▶ TASK DESCRIPTION
Every record should be copied exactly, except that pictures are to be omitted.

[Records that describe figures]
-------
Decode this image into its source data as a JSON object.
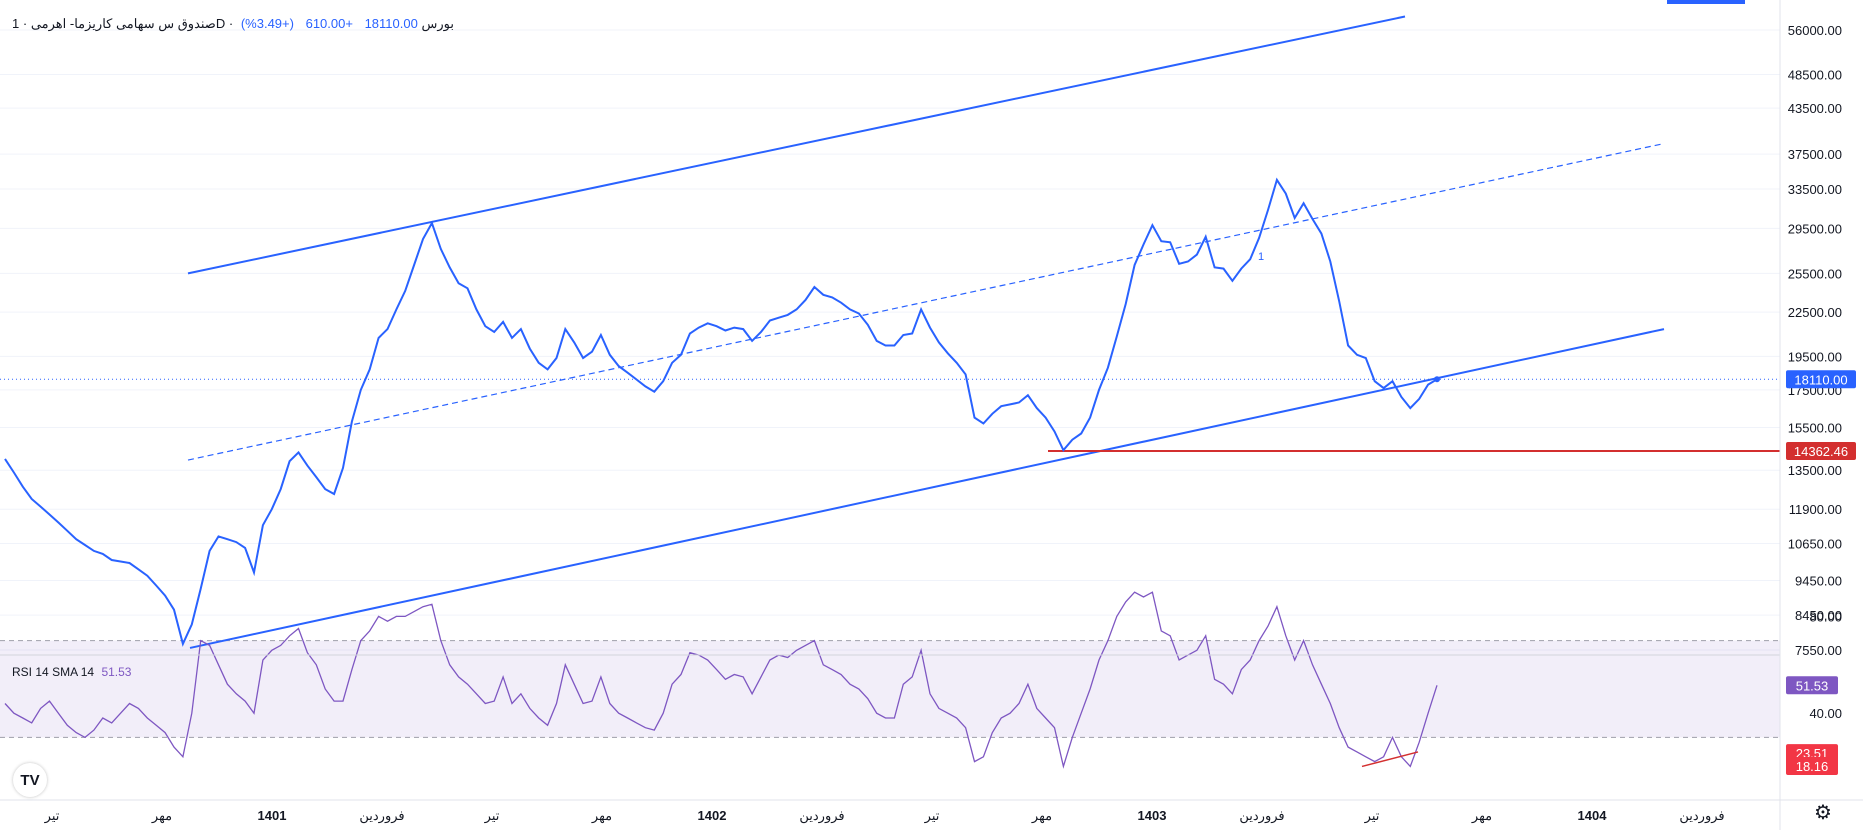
{
  "header": {
    "symbol": "صندوق س سهامی کاریزما- اهرمی",
    "exchange": "بورس",
    "interval": "1D",
    "close": "18110.00",
    "change": "+610.00",
    "change_pct": "(+3.49%)",
    "sep": "·"
  },
  "rsi_header": {
    "name": "RSI",
    "len": "14",
    "ma": "SMA",
    "ma_len": "14",
    "value": "51.53"
  },
  "colors": {
    "price": "#2962ff",
    "support": "#d32f2f",
    "rsi": "#7e57c2",
    "band_fill": "rgba(126,87,194,0.10)",
    "grid": "#f0f3fa"
  },
  "price_badges": {
    "last": "18110.00",
    "level": "14362.46"
  },
  "rsi_badges": {
    "value": "51.53",
    "ma": "23.51",
    "ma2": "18.16"
  },
  "icons": {
    "logo": "tradingview-logo-icon",
    "settings": "gear-icon"
  },
  "chart_data": [
    {
      "type": "line",
      "title": "",
      "price_scale": "log",
      "y_ticks": [
        "56000.00",
        "48500.00",
        "43500.00",
        "37500.00",
        "33500.00",
        "29500.00",
        "25500.00",
        "22500.00",
        "19500.00",
        "17500.00",
        "15500.00",
        "13500.00",
        "11900.00",
        "10650.00",
        "9450.00",
        "8450.00",
        "7550.00"
      ],
      "x_ticks": [
        "تیر",
        "مهر",
        "1401",
        "فروردین",
        "تیر",
        "مهر",
        "1402",
        "فروردین",
        "تیر",
        "مهر",
        "1403",
        "فروردین",
        "تیر",
        "مهر",
        "1404",
        "فروردین"
      ],
      "series": [
        {
          "close": [
            14000,
            13400,
            12800,
            12300,
            12000,
            11700,
            11400,
            11100,
            10800,
            10600,
            10400,
            10300,
            10100,
            10050,
            10000,
            9800,
            9600,
            9300,
            9000,
            8600,
            7700,
            8200,
            9200,
            10400,
            10900,
            10800,
            10700,
            10500,
            9700,
            11300,
            11900,
            12700,
            13900,
            14300,
            13700,
            13200,
            12700,
            12500,
            13600,
            15800,
            17500,
            18700,
            20700,
            21300,
            22700,
            24100,
            26200,
            28500,
            30000,
            27600,
            26000,
            24700,
            24300,
            22700,
            21500,
            21100,
            21800,
            20700,
            21300,
            20000,
            19100,
            18700,
            19400,
            21300,
            20400,
            19400,
            19800,
            20900,
            19600,
            18900,
            18500,
            18100,
            17700,
            17400,
            18000,
            19100,
            19600,
            21000,
            21400,
            21700,
            21500,
            21200,
            21400,
            21300,
            20500,
            21100,
            21900,
            22100,
            22300,
            22700,
            23400,
            24400,
            23800,
            23600,
            23200,
            22700,
            22400,
            21600,
            20500,
            20200,
            20200,
            20900,
            21000,
            22700,
            21400,
            20400,
            19700,
            19100,
            18400,
            16000,
            15700,
            16200,
            16600,
            16700,
            16800,
            17200,
            16500,
            16000,
            15300,
            14400,
            14900,
            15200,
            16000,
            17500,
            18800,
            20800,
            23100,
            26200,
            28000,
            29800,
            28300,
            28200,
            26300,
            26500,
            27100,
            28700,
            26000,
            25900,
            24900,
            25900,
            26700,
            28600,
            31300,
            34500,
            33000,
            30500,
            32000,
            30400,
            29000,
            26500,
            23300,
            20200,
            19600,
            19400,
            18000,
            17600,
            18000,
            17100,
            16500,
            17000,
            17800,
            18110
          ]
        }
      ],
      "channel_lines": "parallel rising channel with dashed median; horizontal support at 14362.46",
      "annotation": "1"
    },
    {
      "type": "line",
      "title": "RSI",
      "ylim": [
        0,
        100
      ],
      "levels": [
        70,
        30
      ],
      "y_ticks": [
        "80.00",
        "40.00"
      ],
      "series": [
        {
          "name": "RSI",
          "values": [
            44,
            40,
            38,
            36,
            42,
            45,
            40,
            35,
            32,
            30,
            33,
            38,
            36,
            40,
            44,
            42,
            38,
            35,
            32,
            26,
            22,
            40,
            70,
            68,
            60,
            52,
            48,
            45,
            40,
            62,
            66,
            68,
            72,
            75,
            65,
            60,
            50,
            45,
            45,
            58,
            70,
            74,
            80,
            78,
            80,
            80,
            82,
            84,
            85,
            70,
            60,
            55,
            52,
            48,
            44,
            45,
            55,
            44,
            48,
            42,
            38,
            35,
            44,
            60,
            52,
            44,
            45,
            55,
            44,
            40,
            38,
            36,
            34,
            33,
            40,
            52,
            56,
            65,
            64,
            62,
            58,
            54,
            56,
            55,
            48,
            55,
            62,
            64,
            63,
            66,
            68,
            70,
            60,
            58,
            56,
            52,
            50,
            46,
            40,
            38,
            38,
            52,
            55,
            66,
            48,
            42,
            40,
            38,
            34,
            20,
            22,
            32,
            38,
            40,
            44,
            52,
            42,
            38,
            34,
            18,
            30,
            40,
            50,
            62,
            70,
            80,
            86,
            90,
            88,
            90,
            74,
            72,
            62,
            64,
            66,
            72,
            54,
            52,
            48,
            58,
            62,
            70,
            76,
            84,
            72,
            62,
            70,
            60,
            52,
            44,
            34,
            26,
            24,
            22,
            20,
            22,
            30,
            22,
            18,
            28,
            40,
            51.53
          ]
        }
      ]
    }
  ]
}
-------
▶ WRITTEN REPLY
Decode this image into its source data as a JSON object.
{
  "header": {
    "symbol": "صندوق س سهامی کاریزما- اهرمی",
    "exchange": "بورس",
    "interval": "1D",
    "close": "18110.00",
    "change": "+610.00",
    "change_pct": "(+3.49%)",
    "sep": "·"
  },
  "rsi_header": {
    "name": "RSI",
    "len": "14",
    "ma": "SMA",
    "ma_len": "14",
    "value": "51.53"
  },
  "colors": {
    "price": "#2962ff",
    "support": "#d32f2f",
    "rsi": "#7e57c2",
    "band_fill": "rgba(126,87,194,0.10)",
    "grid": "#f0f3fa"
  },
  "price_badges": {
    "last": "18110.00",
    "level": "14362.46"
  },
  "rsi_badges": {
    "value": "51.53",
    "ma": "23.51",
    "ma2": "18.16"
  },
  "icons": {
    "logo": "tradingview-logo-icon",
    "settings": "gear-icon"
  },
  "chart_data": [
    {
      "type": "line",
      "title": "",
      "price_scale": "log",
      "y_ticks": [
        "56000.00",
        "48500.00",
        "43500.00",
        "37500.00",
        "33500.00",
        "29500.00",
        "25500.00",
        "22500.00",
        "19500.00",
        "17500.00",
        "15500.00",
        "13500.00",
        "11900.00",
        "10650.00",
        "9450.00",
        "8450.00",
        "7550.00"
      ],
      "x_ticks": [
        "تیر",
        "مهر",
        "1401",
        "فروردین",
        "تیر",
        "مهر",
        "1402",
        "فروردین",
        "تیر",
        "مهر",
        "1403",
        "فروردین",
        "تیر",
        "مهر",
        "1404",
        "فروردین"
      ],
      "series": [
        {
          "close": [
            14000,
            13400,
            12800,
            12300,
            12000,
            11700,
            11400,
            11100,
            10800,
            10600,
            10400,
            10300,
            10100,
            10050,
            10000,
            9800,
            9600,
            9300,
            9000,
            8600,
            7700,
            8200,
            9200,
            10400,
            10900,
            10800,
            10700,
            10500,
            9700,
            11300,
            11900,
            12700,
            13900,
            14300,
            13700,
            13200,
            12700,
            12500,
            13600,
            15800,
            17500,
            18700,
            20700,
            21300,
            22700,
            24100,
            26200,
            28500,
            30000,
            27600,
            26000,
            24700,
            24300,
            22700,
            21500,
            21100,
            21800,
            20700,
            21300,
            20000,
            19100,
            18700,
            19400,
            21300,
            20400,
            19400,
            19800,
            20900,
            19600,
            18900,
            18500,
            18100,
            17700,
            17400,
            18000,
            19100,
            19600,
            21000,
            21400,
            21700,
            21500,
            21200,
            21400,
            21300,
            20500,
            21100,
            21900,
            22100,
            22300,
            22700,
            23400,
            24400,
            23800,
            23600,
            23200,
            22700,
            22400,
            21600,
            20500,
            20200,
            20200,
            20900,
            21000,
            22700,
            21400,
            20400,
            19700,
            19100,
            18400,
            16000,
            15700,
            16200,
            16600,
            16700,
            16800,
            17200,
            16500,
            16000,
            15300,
            14400,
            14900,
            15200,
            16000,
            17500,
            18800,
            20800,
            23100,
            26200,
            28000,
            29800,
            28300,
            28200,
            26300,
            26500,
            27100,
            28700,
            26000,
            25900,
            24900,
            25900,
            26700,
            28600,
            31300,
            34500,
            33000,
            30500,
            32000,
            30400,
            29000,
            26500,
            23300,
            20200,
            19600,
            19400,
            18000,
            17600,
            18000,
            17100,
            16500,
            17000,
            17800,
            18110
          ]
        }
      ],
      "channel_lines": "parallel rising channel with dashed median; horizontal support at 14362.46",
      "annotation": "1"
    },
    {
      "type": "line",
      "title": "RSI",
      "ylim": [
        0,
        100
      ],
      "levels": [
        70,
        30
      ],
      "y_ticks": [
        "80.00",
        "40.00"
      ],
      "series": [
        {
          "name": "RSI",
          "values": [
            44,
            40,
            38,
            36,
            42,
            45,
            40,
            35,
            32,
            30,
            33,
            38,
            36,
            40,
            44,
            42,
            38,
            35,
            32,
            26,
            22,
            40,
            70,
            68,
            60,
            52,
            48,
            45,
            40,
            62,
            66,
            68,
            72,
            75,
            65,
            60,
            50,
            45,
            45,
            58,
            70,
            74,
            80,
            78,
            80,
            80,
            82,
            84,
            85,
            70,
            60,
            55,
            52,
            48,
            44,
            45,
            55,
            44,
            48,
            42,
            38,
            35,
            44,
            60,
            52,
            44,
            45,
            55,
            44,
            40,
            38,
            36,
            34,
            33,
            40,
            52,
            56,
            65,
            64,
            62,
            58,
            54,
            56,
            55,
            48,
            55,
            62,
            64,
            63,
            66,
            68,
            70,
            60,
            58,
            56,
            52,
            50,
            46,
            40,
            38,
            38,
            52,
            55,
            66,
            48,
            42,
            40,
            38,
            34,
            20,
            22,
            32,
            38,
            40,
            44,
            52,
            42,
            38,
            34,
            18,
            30,
            40,
            50,
            62,
            70,
            80,
            86,
            90,
            88,
            90,
            74,
            72,
            62,
            64,
            66,
            72,
            54,
            52,
            48,
            58,
            62,
            70,
            76,
            84,
            72,
            62,
            70,
            60,
            52,
            44,
            34,
            26,
            24,
            22,
            20,
            22,
            30,
            22,
            18,
            28,
            40,
            51.53
          ]
        }
      ]
    }
  ]
}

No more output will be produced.